◆ Short exercise: The entries below contain pictures. Retype everything except those pictures, exactly as given.

◆ Recorded data:
-- Begin --

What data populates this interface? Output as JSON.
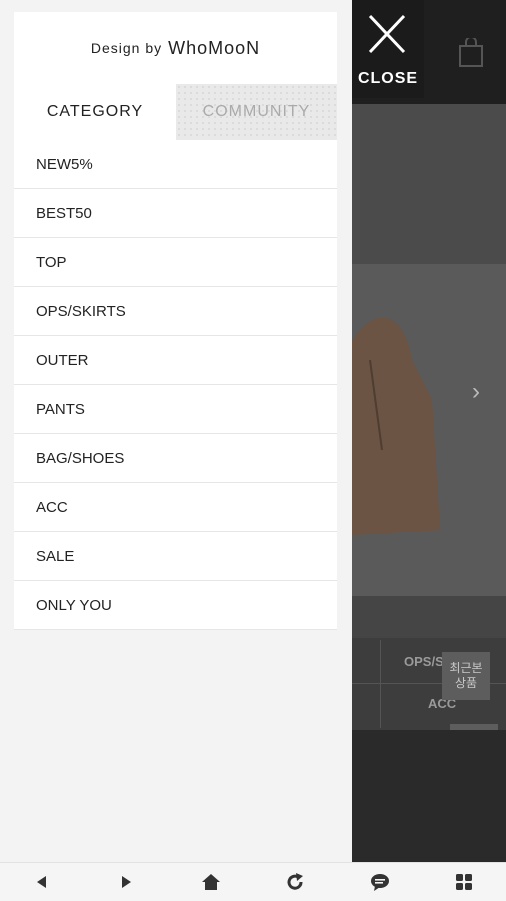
{
  "drawer": {
    "brand_prefix": "Design by",
    "brand_name": "WhoMooN",
    "tabs": [
      {
        "label": "CATEGORY",
        "active": true
      },
      {
        "label": "COMMUNITY",
        "active": false
      }
    ],
    "categories": [
      "NEW5%",
      "BEST50",
      "TOP",
      "OPS/SKIRTS",
      "OUTER",
      "PANTS",
      "BAG/SHOES",
      "ACC",
      "SALE",
      "ONLY YOU"
    ]
  },
  "close_button": {
    "label": "CLOSE",
    "icon": "close-icon"
  },
  "background": {
    "category_grid": [
      "OPS/Skirts",
      "ACC"
    ],
    "recent_label": "최근본\n상품",
    "icons": [
      "shopping-bag-icon",
      "chevron-right-icon",
      "scroll-up-icon",
      "scroll-down-icon"
    ]
  },
  "bottom_nav": {
    "icons": [
      "back-icon",
      "forward-icon",
      "home-icon",
      "refresh-icon",
      "chat-icon",
      "apps-icon"
    ]
  }
}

-- End --

◆ Answer in full:
What data populates this interface? Output as JSON.
{
  "drawer": {
    "brand_prefix": "Design by",
    "brand_name": "WhoMooN",
    "tabs": [
      {
        "label": "CATEGORY",
        "active": true
      },
      {
        "label": "COMMUNITY",
        "active": false
      }
    ],
    "categories": [
      "NEW5%",
      "BEST50",
      "TOP",
      "OPS/SKIRTS",
      "OUTER",
      "PANTS",
      "BAG/SHOES",
      "ACC",
      "SALE",
      "ONLY YOU"
    ]
  },
  "close_button": {
    "label": "CLOSE",
    "icon": "close-icon"
  },
  "background": {
    "category_grid": [
      "OPS/Skirts",
      "ACC"
    ],
    "recent_label": "최근본\n상품",
    "icons": [
      "shopping-bag-icon",
      "chevron-right-icon",
      "scroll-up-icon",
      "scroll-down-icon"
    ]
  },
  "bottom_nav": {
    "icons": [
      "back-icon",
      "forward-icon",
      "home-icon",
      "refresh-icon",
      "chat-icon",
      "apps-icon"
    ]
  }
}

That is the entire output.